Search the records for the word "Conybeare" and pick out every line that has it.

* BEGIN Recorded data *

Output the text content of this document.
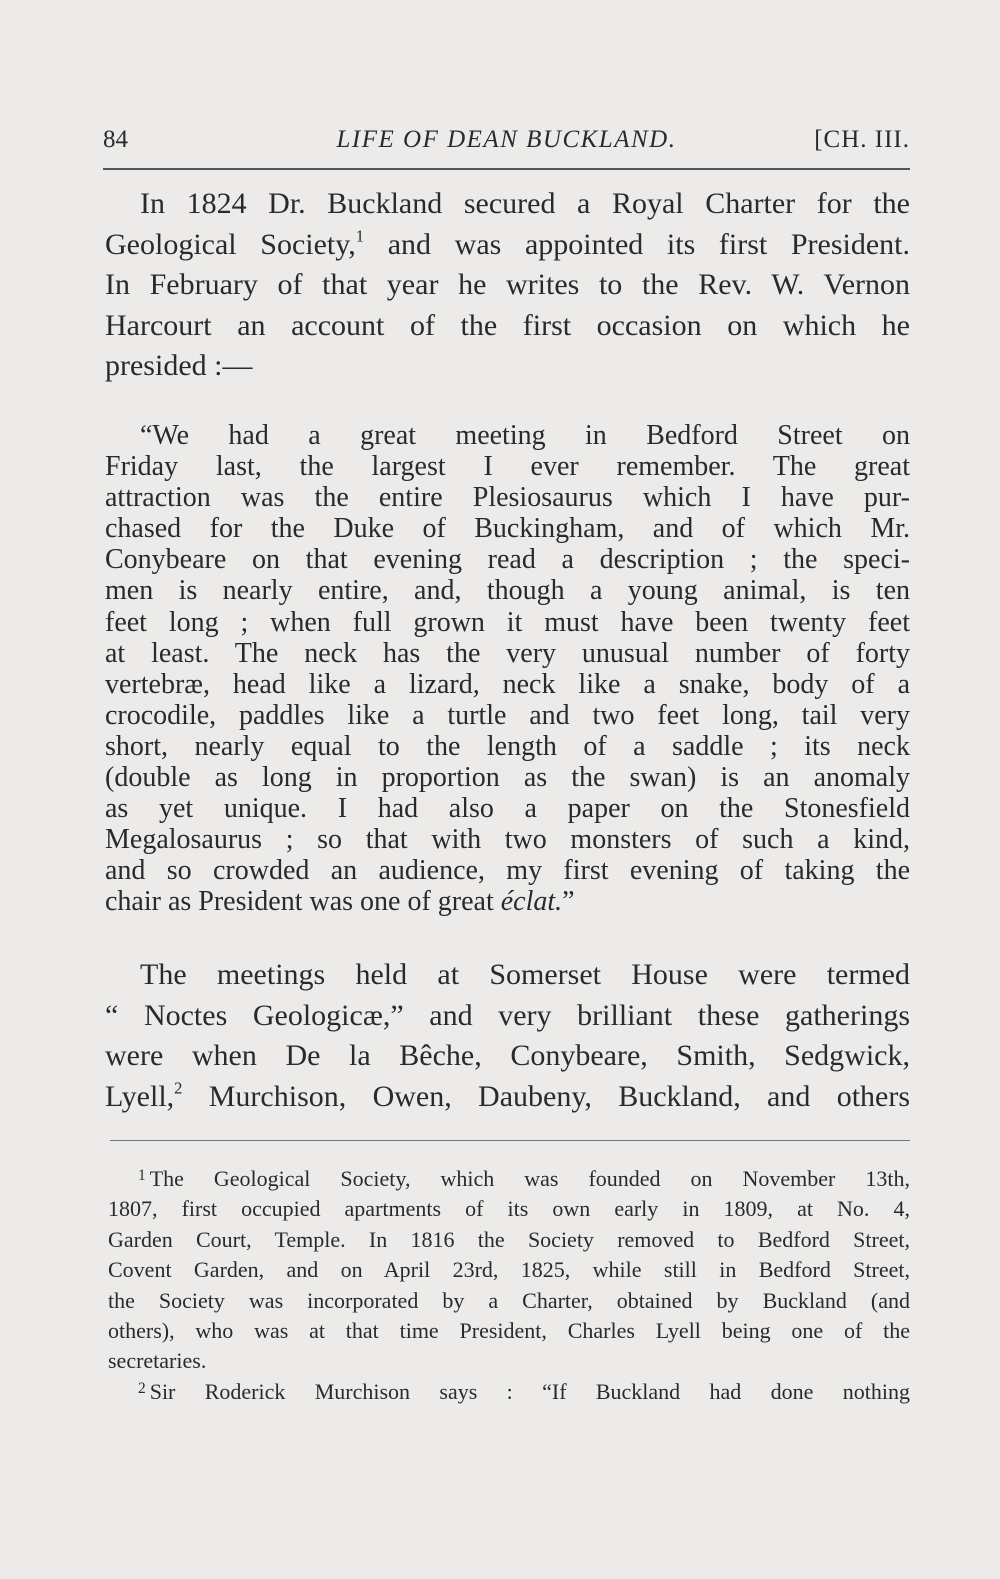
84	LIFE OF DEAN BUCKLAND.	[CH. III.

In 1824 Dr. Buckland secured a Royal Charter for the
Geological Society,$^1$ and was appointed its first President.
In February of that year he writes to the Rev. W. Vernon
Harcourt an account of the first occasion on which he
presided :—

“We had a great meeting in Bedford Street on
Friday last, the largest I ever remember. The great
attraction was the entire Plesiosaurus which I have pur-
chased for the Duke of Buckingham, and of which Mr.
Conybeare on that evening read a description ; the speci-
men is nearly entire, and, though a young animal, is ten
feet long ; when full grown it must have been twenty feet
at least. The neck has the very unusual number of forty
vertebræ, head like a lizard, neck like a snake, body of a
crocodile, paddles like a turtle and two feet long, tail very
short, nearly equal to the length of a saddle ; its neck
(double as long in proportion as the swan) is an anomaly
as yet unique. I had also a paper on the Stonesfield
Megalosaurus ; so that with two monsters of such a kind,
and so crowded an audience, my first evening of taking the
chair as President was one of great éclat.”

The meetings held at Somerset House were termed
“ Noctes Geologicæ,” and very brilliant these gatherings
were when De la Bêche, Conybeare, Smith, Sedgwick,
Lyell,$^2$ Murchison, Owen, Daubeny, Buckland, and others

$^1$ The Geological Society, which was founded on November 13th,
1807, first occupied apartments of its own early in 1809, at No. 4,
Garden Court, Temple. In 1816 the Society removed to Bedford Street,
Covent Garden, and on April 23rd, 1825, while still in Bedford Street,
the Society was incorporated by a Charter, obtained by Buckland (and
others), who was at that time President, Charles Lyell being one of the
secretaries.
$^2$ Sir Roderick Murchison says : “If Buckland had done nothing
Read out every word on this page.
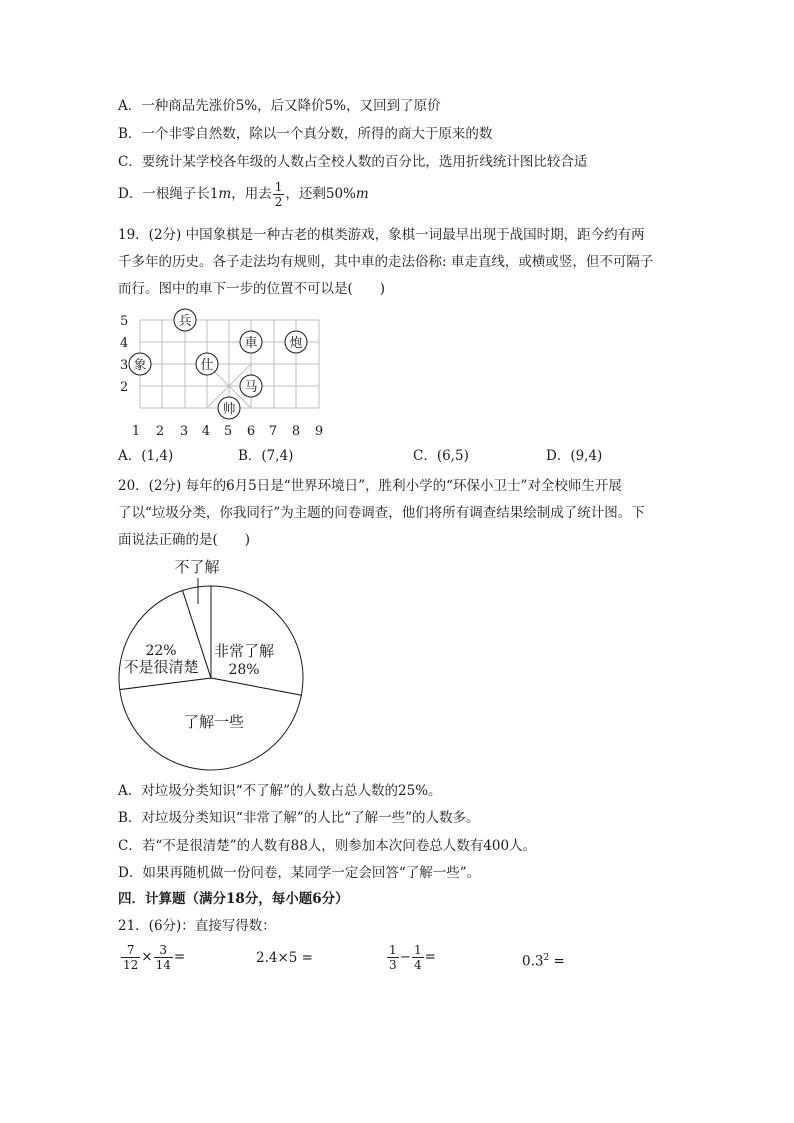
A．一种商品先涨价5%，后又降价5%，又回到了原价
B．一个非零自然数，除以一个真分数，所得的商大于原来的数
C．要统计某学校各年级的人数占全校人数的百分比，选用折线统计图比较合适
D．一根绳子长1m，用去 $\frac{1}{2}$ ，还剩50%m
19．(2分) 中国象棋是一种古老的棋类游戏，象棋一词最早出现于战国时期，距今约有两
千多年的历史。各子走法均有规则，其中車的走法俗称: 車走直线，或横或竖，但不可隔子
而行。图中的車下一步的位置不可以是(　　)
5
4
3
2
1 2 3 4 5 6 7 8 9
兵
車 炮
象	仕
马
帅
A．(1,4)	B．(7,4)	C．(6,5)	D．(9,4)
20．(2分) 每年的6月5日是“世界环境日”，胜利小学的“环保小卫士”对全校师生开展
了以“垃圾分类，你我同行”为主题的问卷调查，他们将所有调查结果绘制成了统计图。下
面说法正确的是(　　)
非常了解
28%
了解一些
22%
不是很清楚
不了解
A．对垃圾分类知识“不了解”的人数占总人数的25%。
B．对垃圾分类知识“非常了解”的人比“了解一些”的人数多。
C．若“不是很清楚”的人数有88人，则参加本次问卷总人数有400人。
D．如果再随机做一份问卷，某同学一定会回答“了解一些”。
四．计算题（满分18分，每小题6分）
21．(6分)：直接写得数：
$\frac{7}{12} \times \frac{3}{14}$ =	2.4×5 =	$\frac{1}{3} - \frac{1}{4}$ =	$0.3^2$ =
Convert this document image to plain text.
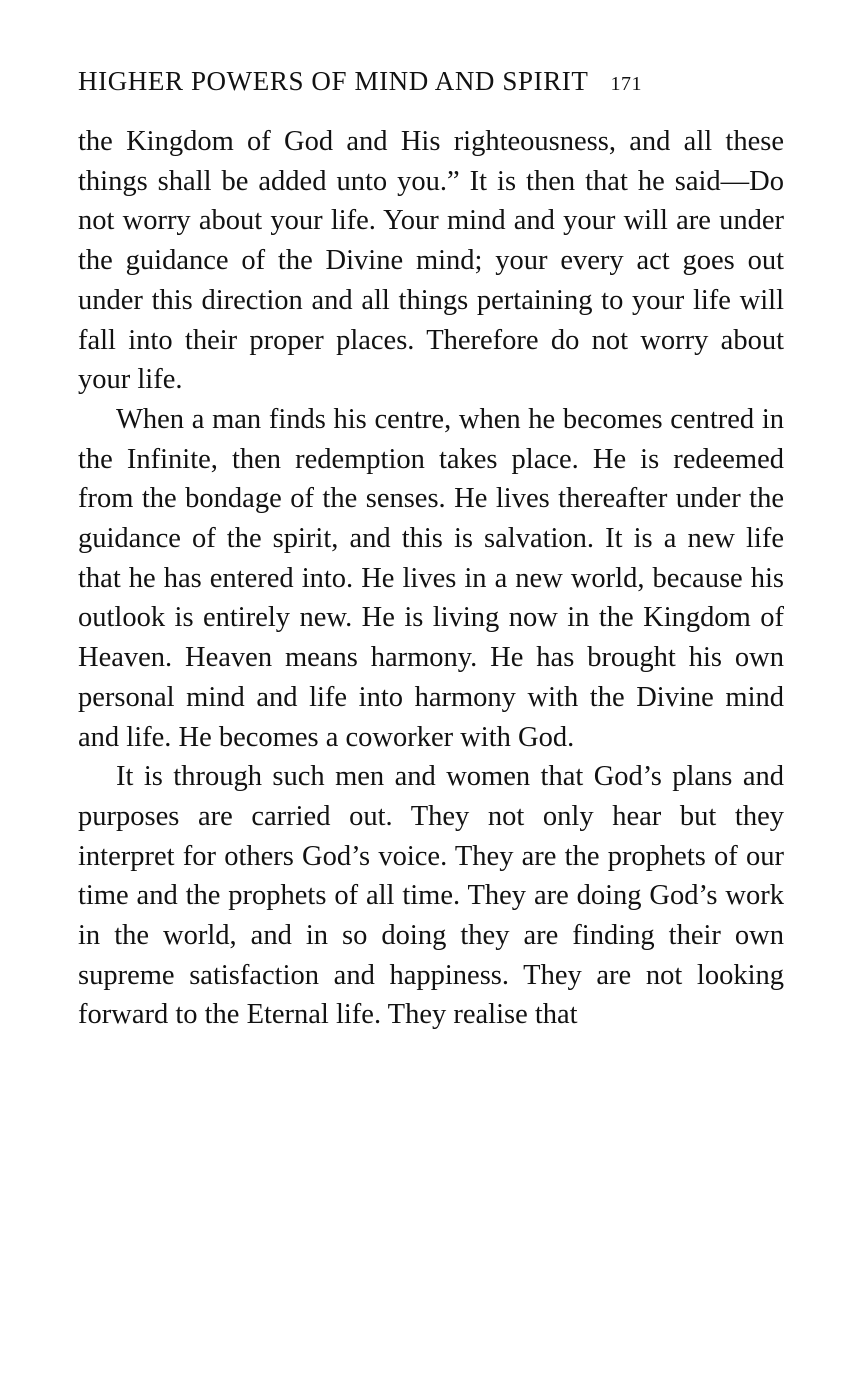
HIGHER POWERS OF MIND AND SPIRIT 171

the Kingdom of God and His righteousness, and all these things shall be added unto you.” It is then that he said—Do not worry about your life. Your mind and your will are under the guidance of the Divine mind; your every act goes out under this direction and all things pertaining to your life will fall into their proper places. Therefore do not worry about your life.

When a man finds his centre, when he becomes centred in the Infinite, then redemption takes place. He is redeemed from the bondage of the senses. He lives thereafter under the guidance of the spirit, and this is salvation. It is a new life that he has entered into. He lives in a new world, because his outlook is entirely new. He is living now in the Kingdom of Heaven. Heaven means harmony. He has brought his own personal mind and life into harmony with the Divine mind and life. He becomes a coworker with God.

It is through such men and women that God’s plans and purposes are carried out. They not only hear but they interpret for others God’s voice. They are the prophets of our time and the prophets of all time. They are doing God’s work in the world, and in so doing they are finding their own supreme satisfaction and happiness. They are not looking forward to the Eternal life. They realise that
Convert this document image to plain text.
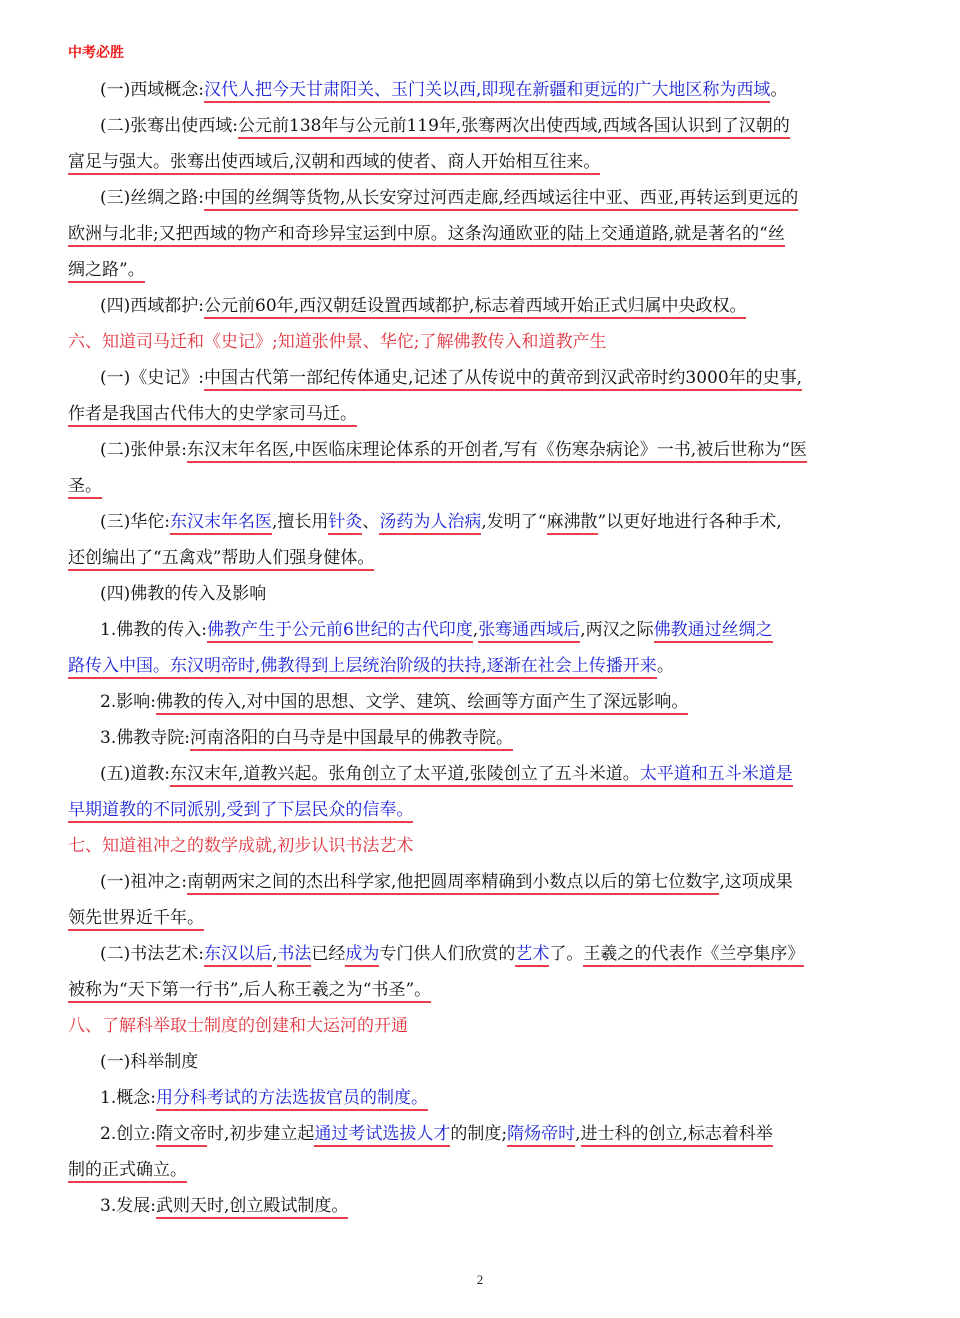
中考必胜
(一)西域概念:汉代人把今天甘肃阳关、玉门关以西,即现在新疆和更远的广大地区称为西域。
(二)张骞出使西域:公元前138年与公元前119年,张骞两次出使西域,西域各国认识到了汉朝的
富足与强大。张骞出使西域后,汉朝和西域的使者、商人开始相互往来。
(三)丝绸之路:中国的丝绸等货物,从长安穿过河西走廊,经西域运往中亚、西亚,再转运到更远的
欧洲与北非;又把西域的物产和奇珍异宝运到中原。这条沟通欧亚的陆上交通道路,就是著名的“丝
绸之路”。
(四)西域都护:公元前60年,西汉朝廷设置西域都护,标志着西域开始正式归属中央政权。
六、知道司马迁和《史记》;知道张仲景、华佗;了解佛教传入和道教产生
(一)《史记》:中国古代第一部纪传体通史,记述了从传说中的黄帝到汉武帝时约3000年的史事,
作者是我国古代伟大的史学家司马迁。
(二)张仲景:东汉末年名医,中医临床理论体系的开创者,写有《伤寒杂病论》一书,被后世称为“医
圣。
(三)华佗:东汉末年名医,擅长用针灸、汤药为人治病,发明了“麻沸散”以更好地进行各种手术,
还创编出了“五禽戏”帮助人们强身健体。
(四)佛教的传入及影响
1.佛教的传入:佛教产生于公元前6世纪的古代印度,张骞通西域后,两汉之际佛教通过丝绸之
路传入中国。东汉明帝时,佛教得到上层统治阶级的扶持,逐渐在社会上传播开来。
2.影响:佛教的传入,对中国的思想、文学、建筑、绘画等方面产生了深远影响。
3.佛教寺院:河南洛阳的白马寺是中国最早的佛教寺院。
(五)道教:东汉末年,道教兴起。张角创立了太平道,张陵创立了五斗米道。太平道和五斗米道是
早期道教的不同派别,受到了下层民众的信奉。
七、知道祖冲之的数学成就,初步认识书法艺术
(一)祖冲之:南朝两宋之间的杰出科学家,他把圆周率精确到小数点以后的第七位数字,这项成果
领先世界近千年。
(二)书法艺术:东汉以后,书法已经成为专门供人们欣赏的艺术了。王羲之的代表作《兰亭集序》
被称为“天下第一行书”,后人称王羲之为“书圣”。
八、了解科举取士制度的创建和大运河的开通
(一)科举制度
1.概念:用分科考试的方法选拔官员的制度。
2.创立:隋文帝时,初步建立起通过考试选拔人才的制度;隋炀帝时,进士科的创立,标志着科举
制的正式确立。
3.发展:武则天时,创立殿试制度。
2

* END Recorded data *

- [Exercise response]:
Conybeare on that evening read a description ; the speci-
were when De la Bêche, Conybeare, Smith, Sedgwick,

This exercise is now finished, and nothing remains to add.